Stored items
-- START --

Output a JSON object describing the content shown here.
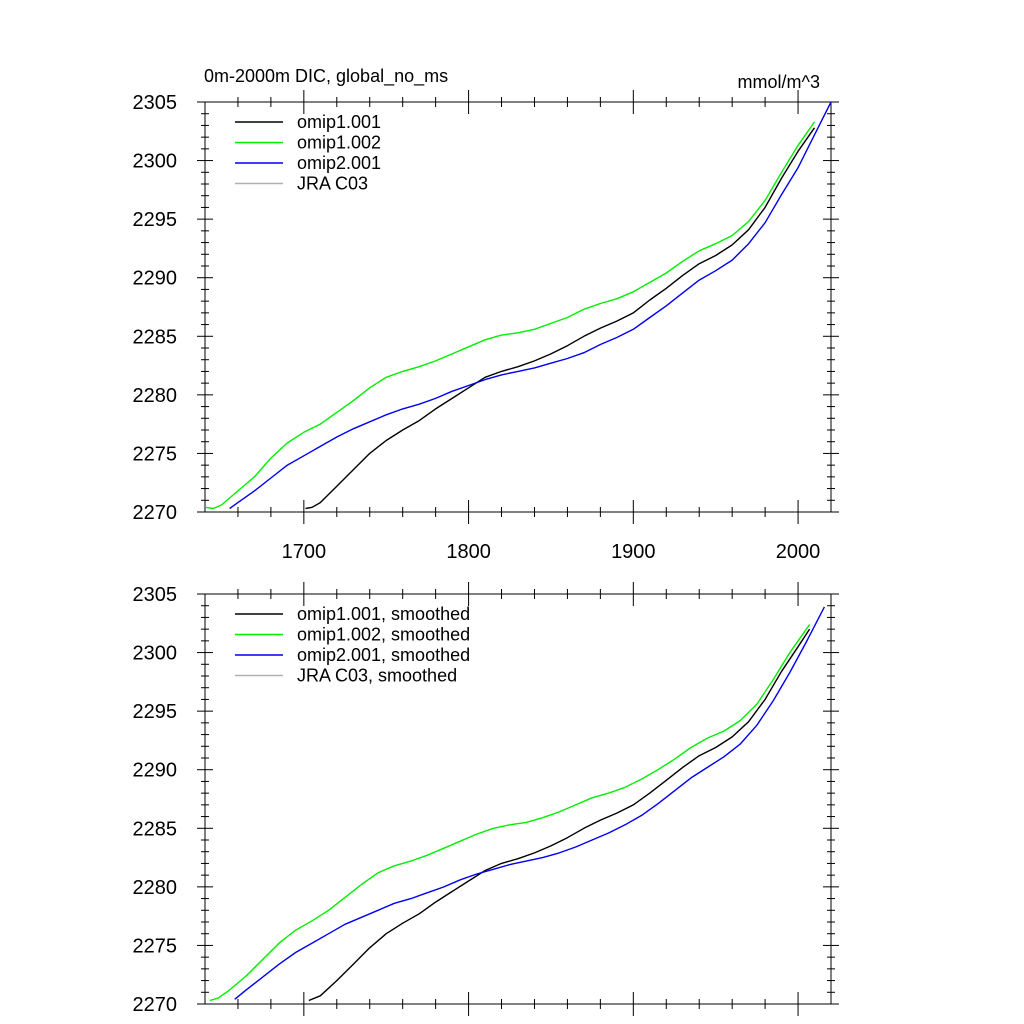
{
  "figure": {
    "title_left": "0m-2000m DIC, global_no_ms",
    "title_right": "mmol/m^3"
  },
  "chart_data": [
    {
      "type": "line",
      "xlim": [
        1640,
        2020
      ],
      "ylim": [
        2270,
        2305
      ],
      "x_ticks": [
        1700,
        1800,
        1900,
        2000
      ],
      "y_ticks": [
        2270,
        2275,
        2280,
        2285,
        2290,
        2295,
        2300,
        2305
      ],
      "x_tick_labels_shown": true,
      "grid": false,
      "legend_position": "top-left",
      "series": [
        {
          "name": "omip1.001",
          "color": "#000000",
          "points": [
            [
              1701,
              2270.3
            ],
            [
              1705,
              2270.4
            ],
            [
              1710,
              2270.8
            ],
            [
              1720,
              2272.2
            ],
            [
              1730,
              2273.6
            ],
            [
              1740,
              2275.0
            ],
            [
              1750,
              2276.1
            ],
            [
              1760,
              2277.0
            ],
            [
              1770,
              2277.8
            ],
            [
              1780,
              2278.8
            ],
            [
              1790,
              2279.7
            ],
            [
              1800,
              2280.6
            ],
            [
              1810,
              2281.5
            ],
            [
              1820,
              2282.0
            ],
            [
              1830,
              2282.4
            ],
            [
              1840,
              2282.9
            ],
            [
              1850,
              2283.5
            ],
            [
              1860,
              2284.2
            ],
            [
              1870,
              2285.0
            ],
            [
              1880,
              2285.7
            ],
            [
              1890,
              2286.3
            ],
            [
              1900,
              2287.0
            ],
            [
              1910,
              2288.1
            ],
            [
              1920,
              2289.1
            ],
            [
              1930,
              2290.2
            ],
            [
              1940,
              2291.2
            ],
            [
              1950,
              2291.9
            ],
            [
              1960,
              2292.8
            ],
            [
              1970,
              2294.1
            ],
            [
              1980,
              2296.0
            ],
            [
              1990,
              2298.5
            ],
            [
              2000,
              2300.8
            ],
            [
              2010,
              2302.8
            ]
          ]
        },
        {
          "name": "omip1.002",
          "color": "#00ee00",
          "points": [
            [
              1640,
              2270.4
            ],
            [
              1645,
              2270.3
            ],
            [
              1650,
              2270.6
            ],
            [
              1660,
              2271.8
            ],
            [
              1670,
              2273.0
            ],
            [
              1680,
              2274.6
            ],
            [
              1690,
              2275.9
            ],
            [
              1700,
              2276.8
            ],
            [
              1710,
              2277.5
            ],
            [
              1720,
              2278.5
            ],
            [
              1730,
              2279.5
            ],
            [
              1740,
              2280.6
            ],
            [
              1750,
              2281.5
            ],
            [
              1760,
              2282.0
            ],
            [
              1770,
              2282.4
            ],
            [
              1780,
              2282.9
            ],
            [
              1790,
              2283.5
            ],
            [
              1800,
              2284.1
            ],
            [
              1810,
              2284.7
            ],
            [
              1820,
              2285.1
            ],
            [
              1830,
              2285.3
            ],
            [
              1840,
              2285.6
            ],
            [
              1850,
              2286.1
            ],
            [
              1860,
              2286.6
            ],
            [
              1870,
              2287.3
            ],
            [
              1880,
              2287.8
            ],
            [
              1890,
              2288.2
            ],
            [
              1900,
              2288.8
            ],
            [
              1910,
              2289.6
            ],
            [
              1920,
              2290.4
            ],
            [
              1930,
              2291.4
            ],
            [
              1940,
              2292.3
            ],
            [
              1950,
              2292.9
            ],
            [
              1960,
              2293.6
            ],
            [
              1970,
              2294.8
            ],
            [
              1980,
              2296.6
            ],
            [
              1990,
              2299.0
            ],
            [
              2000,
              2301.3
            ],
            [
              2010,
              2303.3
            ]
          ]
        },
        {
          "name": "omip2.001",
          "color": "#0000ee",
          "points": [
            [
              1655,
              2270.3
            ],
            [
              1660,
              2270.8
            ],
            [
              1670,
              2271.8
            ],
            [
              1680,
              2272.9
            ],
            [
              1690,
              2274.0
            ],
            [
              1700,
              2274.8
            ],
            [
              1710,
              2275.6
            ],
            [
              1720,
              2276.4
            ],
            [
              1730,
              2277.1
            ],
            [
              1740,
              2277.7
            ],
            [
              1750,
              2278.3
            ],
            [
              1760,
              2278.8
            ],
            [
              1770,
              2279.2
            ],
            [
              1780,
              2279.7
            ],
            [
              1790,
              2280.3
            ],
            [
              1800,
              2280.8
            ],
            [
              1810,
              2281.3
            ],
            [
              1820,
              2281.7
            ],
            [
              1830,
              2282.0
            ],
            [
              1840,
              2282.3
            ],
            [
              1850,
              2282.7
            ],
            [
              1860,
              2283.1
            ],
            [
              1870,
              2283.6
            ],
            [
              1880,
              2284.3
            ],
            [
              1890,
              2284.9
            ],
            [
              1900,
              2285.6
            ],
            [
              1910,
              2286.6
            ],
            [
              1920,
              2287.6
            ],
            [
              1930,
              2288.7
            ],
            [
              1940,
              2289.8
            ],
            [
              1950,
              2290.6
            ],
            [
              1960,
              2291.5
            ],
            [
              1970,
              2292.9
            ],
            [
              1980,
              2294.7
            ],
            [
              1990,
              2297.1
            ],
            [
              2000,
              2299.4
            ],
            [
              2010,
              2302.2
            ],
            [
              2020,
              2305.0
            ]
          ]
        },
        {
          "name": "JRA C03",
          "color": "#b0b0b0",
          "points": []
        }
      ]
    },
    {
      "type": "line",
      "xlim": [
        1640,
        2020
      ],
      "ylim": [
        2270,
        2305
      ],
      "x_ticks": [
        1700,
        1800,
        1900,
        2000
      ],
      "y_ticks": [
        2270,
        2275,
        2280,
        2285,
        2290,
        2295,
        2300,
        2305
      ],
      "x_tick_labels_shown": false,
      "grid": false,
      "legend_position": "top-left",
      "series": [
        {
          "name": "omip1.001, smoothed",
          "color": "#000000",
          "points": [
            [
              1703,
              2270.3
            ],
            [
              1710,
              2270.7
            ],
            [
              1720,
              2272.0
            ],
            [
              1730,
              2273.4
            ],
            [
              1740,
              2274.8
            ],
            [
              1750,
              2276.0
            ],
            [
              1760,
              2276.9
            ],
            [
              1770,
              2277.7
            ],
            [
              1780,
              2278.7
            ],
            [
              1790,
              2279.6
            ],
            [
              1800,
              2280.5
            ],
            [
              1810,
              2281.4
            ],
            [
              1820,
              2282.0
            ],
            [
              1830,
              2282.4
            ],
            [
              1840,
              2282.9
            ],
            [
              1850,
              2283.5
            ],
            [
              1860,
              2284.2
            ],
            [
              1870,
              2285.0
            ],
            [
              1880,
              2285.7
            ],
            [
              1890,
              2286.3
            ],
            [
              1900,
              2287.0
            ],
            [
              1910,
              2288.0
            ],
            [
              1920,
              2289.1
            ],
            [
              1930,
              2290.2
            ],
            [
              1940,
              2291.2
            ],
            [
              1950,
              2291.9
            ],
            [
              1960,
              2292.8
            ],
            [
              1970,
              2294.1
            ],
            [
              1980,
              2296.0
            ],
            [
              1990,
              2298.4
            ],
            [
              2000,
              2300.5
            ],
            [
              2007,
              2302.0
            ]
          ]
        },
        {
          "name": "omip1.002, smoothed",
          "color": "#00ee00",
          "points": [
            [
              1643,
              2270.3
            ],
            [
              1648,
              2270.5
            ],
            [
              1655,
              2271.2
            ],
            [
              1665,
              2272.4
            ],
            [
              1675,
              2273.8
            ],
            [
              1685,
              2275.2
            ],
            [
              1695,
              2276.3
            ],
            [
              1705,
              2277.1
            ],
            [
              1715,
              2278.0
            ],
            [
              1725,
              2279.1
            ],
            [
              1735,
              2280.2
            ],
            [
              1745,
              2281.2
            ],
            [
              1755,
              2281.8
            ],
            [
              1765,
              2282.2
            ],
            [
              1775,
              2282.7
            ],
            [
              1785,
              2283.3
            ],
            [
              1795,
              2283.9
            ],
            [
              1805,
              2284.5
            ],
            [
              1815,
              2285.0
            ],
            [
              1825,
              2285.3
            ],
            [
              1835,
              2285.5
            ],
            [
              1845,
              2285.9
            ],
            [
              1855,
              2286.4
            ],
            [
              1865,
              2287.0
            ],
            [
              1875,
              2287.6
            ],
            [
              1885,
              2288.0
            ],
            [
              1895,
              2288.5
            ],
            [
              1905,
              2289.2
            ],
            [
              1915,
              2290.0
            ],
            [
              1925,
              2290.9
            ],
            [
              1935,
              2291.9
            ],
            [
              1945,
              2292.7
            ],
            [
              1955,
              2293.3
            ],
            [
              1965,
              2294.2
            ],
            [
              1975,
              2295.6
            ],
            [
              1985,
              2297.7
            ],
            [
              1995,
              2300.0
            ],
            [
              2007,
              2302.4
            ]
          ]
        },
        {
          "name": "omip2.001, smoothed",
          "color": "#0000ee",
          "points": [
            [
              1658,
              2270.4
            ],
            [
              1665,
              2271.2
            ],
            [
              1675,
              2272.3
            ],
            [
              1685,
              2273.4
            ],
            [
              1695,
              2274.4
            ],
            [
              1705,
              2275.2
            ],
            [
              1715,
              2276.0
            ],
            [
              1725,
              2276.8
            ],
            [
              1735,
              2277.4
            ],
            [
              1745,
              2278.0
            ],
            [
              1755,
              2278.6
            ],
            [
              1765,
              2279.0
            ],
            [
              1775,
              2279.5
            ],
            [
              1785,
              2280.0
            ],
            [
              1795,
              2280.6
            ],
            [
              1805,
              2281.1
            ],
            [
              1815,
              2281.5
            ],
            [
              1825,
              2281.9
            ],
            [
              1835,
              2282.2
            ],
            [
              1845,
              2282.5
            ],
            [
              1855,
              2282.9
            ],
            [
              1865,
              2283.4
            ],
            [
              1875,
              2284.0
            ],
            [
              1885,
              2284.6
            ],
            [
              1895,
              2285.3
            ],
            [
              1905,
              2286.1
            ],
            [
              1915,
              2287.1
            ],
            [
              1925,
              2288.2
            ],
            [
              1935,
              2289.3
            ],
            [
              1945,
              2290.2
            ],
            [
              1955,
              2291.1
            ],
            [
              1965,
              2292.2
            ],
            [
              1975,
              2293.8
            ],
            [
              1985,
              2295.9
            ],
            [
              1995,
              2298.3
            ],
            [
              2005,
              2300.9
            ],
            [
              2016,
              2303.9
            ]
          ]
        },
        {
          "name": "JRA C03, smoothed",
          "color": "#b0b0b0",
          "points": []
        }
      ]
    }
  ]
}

-- END --

▶ [Brief]: Check all the records above and select each line where the string "smoothed" is found.

▶ [Output for this exercise]:
          "name": "omip1.001, smoothed",
          "name": "omip1.002, smoothed",
          "name": "omip2.001, smoothed",
          "name": "JRA C03, smoothed",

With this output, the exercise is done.